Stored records
[start]
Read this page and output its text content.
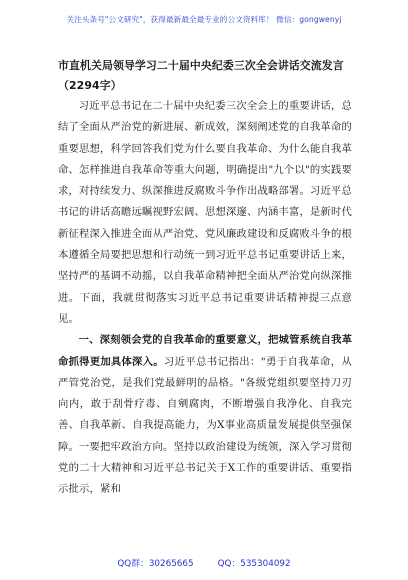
关注头条号"公文研究"，获得最新最全最专业的公文资料库！ 微信：gongwenyj

市直机关局领导学习二十届中央纪委三次全会讲话交流发言（2294字）

习近平总书记在二十届中央纪委三次全会上的重要讲话，总结了全面从严治党的新进展、新成效，深刻阐述党的自我革命的重要思想，科学回答我们党为什么要自我革命、为什么能自我革命、怎样推进自我革命等重大问题，明确提出"九个以"的实践要求，对持续发力、纵深推进反腐败斗争作出战略部署。习近平总书记的讲话高瞻远瞩视野宏阔、思想深邃、内涵丰富，是新时代新征程深入推进全面从严治党、党风廉政建设和反腐败斗争的根本遵循全局要把思想和行动统一到习近平总书记重要讲话上来，坚持严的基调不动摇，以自我革命精神把全面从严治党向纵深推进。下面，我就贯彻落实习近平总书记重要讲话精神提三点意见。

一、深刻领会党的自我革命的重要意义，把城管系统自我革命抓得更加具体深入。习近平总书记指出："勇于自我革命，从严管党治党，是我们党最鲜明的品格。"各级党组织要坚持刀刃向内，敢于刮骨疗毒、自剜腐肉，不断增强自我净化、自我完善、自我革新、自我提高能力，为X事业高质量发展提供坚强保障。一要把牢政治方向。坚持以政治建设为统领，深入学习贯彻党的二十大精神和习近平总书记关于X工作的重要讲话、重要指示批示，紧和

QQ群：30265665	QQ：535304092
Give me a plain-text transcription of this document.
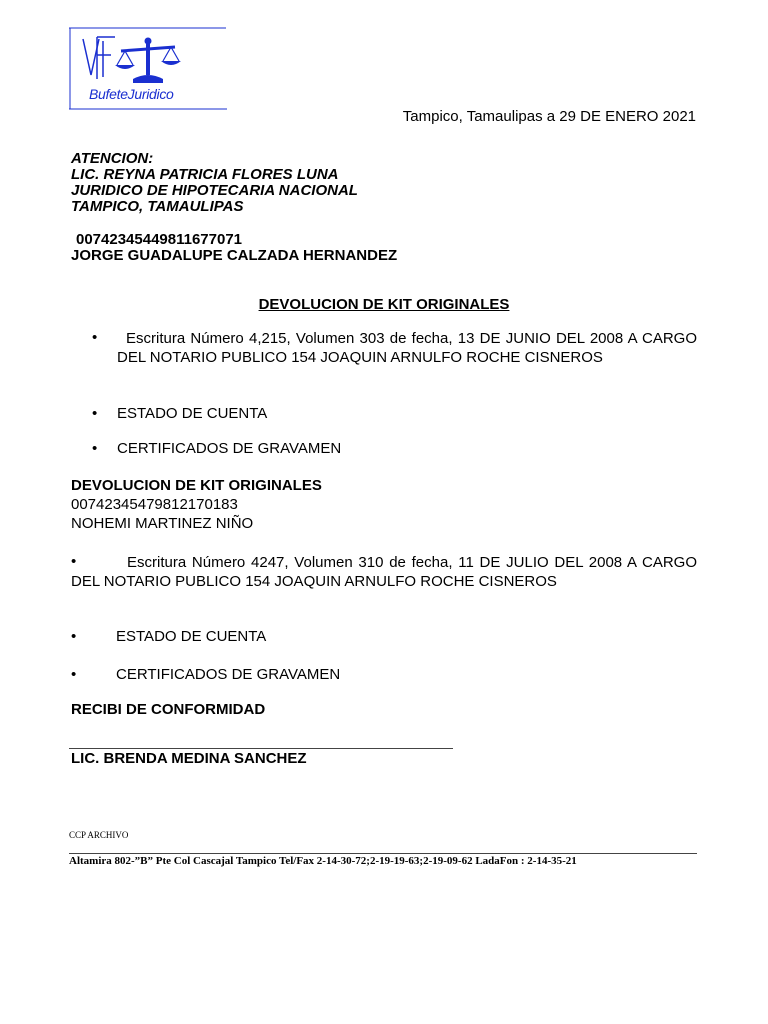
BufeteJuridico
Tampico, Tamaulipas a 29 DE ENERO 2021
ATENCION:
LIC. REYNA PATRICIA FLORES LUNA
JURIDICO DE HIPOTECARIA NACIONAL
TAMPICO, TAMAULIPAS
00742345449811677071
JORGE GUADALUPE CALZADA HERNANDEZ
DEVOLUCION DE KIT ORIGINALES
•	Escritura Número 4,215, Volumen 303 de fecha, 13 DE JUNIO DEL 2008 A CARGO DEL NOTARIO PUBLICO 154 JOAQUIN ARNULFO ROCHE CISNEROS
• ESTADO DE CUENTA
• CERTIFICADOS DE GRAVAMEN
DEVOLUCION DE KIT ORIGINALES
00742345479812170183
NOHEMI MARTINEZ NIÑO
•	Escritura Número 4247, Volumen 310 de fecha, 11 DE JULIO DEL 2008 A CARGO DEL NOTARIO PUBLICO 154 JOAQUIN ARNULFO ROCHE CISNEROS
•	ESTADO DE CUENTA
•	CERTIFICADOS DE GRAVAMEN
RECIBI DE CONFORMIDAD
LIC. BRENDA MEDINA SANCHEZ
CCP ARCHIVO
Altamira 802-”B” Pte Col Cascajal Tampico Tel/Fax 2-14-30-72;2-19-19-63;2-19-09-62 LadaFon : 2-14-35-21
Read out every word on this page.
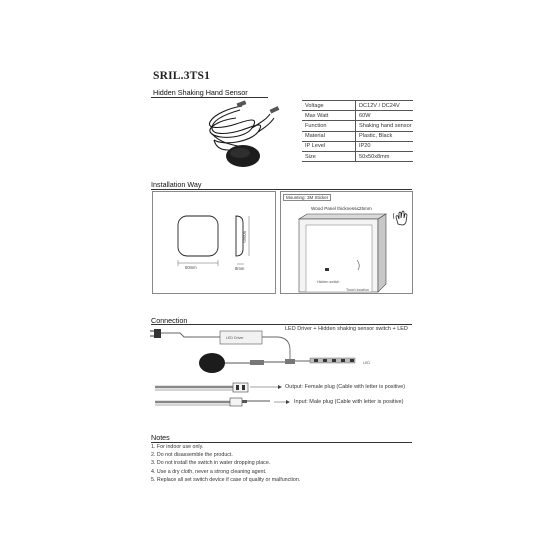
SRIL.3TS1
Hidden Shaking Hand Sensor
Voltage	DC12V / DC24V
Max Watt	60W
Function	Shaking hand sensor
Material	Plastic, Black
IP Level	IP20
Size	50x50x8mm
Installation Way
50mm
50mm
8mm
Mounting: 3M Sticker
Wood Panel thickness≤25mm
Hidden switch
Touch location
Connection
LED Driver + Hidden shaking sensor switch + LED
LED Driver
LED
Output: Female plug (Cable with letter is positive)
Input: Male plug (Cable with letter is positive)
Notes
1. For indoor use only.
2. Do not disassemble the product.
3. Do not install the switch in water dropping place.
4. Use a dry cloth, never a strong cleaning agent.
5. Replace all set switch device if case of quality or malfunction.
[end]
▶ _EXERCISE GOAL_: Quote the records in their entirety, keeping the wording exact and excluding pictures.

▶ _EXPECTED ANSWER_:
Read this page and output its text content.
关注头条号"公文研究"，获得最新最全最专业的公文资料库！ 微信：gongwenyj

市直机关局领导学习二十届中央纪委三次全会讲话交流发言（2294字）

习近平总书记在二十届中央纪委三次全会上的重要讲话，总结了全面从严治党的新进展、新成效，深刻阐述党的自我革命的重要思想，科学回答我们党为什么要自我革命、为什么能自我革命、怎样推进自我革命等重大问题，明确提出"九个以"的实践要求，对持续发力、纵深推进反腐败斗争作出战略部署。习近平总书记的讲话高瞻远瞩视野宏阔、思想深邃、内涵丰富，是新时代新征程深入推进全面从严治党、党风廉政建设和反腐败斗争的根本遵循全局要把思想和行动统一到习近平总书记重要讲话上来，坚持严的基调不动摇，以自我革命精神把全面从严治党向纵深推进。下面，我就贯彻落实习近平总书记重要讲话精神提三点意见。

一、深刻领会党的自我革命的重要意义，把城管系统自我革命抓得更加具体深入。习近平总书记指出："勇于自我革命，从严管党治党，是我们党最鲜明的品格。"各级党组织要坚持刀刃向内，敢于刮骨疗毒、自剜腐肉，不断增强自我净化、自我完善、自我革新、自我提高能力，为X事业高质量发展提供坚强保障。一要把牢政治方向。坚持以政治建设为统领，深入学习贯彻党的二十大精神和习近平总书记关于X工作的重要讲话、重要指示批示，紧和

QQ群：30265665	QQ：535304092
Give me a plain-text transcription of this document.
BufeteJuridico
Tampico, Tamaulipas a 29 DE ENERO 2021
ATENCION:
LIC. REYNA PATRICIA FLORES LUNA
JURIDICO DE HIPOTECARIA NACIONAL
TAMPICO, TAMAULIPAS
00742345449811677071
JORGE GUADALUPE CALZADA HERNANDEZ
DEVOLUCION DE KIT ORIGINALES
•	Escritura Número 4,215, Volumen 303 de fecha, 13 DE JUNIO DEL 2008 A CARGO DEL NOTARIO PUBLICO 154 JOAQUIN ARNULFO ROCHE CISNEROS
• ESTADO DE CUENTA
• CERTIFICADOS DE GRAVAMEN
DEVOLUCION DE KIT ORIGINALES
00742345479812170183
NOHEMI MARTINEZ NIÑO
•	Escritura Número 4247, Volumen 310 de fecha, 11 DE JULIO DEL 2008 A CARGO DEL NOTARIO PUBLICO 154 JOAQUIN ARNULFO ROCHE CISNEROS
•	ESTADO DE CUENTA
•	CERTIFICADOS DE GRAVAMEN
RECIBI DE CONFORMIDAD
LIC. BRENDA MEDINA SANCHEZ
CCP ARCHIVO
Altamira 802-”B” Pte Col Cascajal Tampico Tel/Fax 2-14-30-72;2-19-19-63;2-19-09-62 LadaFon : 2-14-35-21
Read out every word on this page.
SRIL.3TS1
Hidden Shaking Hand Sensor
Voltage	DC12V / DC24V
Max Watt	60W
Function	Shaking hand sensor
Material	Plastic, Black
IP Level	IP20
Size	50x50x8mm
Installation Way
50mm
50mm
8mm
Mounting: 3M Sticker
Wood Panel thickness≤25mm
Hidden switch
Touch location
Connection
LED Driver + Hidden shaking sensor switch + LED
LED Driver
LED
Output: Female plug (Cable with letter is positive)
Input: Male plug (Cable with letter is positive)
Notes
1. For indoor use only.
2. Do not disassemble the product.
3. Do not install the switch in water dropping place.
4. Use a dry cloth, never a strong cleaning agent.
5. Replace all set switch device if case of quality or malfunction.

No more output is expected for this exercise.